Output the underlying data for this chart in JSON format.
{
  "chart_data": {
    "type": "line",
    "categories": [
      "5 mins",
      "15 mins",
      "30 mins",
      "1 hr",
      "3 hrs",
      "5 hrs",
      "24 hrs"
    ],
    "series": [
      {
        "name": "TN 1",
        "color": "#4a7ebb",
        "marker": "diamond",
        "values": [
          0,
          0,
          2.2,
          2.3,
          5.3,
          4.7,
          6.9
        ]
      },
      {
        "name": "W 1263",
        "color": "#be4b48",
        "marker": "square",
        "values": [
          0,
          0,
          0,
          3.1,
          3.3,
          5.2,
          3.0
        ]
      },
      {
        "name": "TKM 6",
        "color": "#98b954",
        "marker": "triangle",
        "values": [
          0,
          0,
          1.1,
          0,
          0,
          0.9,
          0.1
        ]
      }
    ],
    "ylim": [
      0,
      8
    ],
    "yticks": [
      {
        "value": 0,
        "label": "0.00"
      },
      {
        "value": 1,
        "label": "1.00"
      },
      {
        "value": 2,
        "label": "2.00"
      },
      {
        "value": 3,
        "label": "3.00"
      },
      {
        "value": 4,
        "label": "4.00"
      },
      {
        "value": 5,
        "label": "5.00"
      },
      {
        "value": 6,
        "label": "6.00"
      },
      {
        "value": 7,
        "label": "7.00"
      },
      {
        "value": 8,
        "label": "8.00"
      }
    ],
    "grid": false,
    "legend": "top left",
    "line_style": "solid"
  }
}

○ ○ ○ ○ ○

(Stated task)
Your task is to gather every line with the word "color" and copy it.

(Output below)
        "color": "#4a7ebb",
        "color": "#be4b48",
        "color": "#98b954",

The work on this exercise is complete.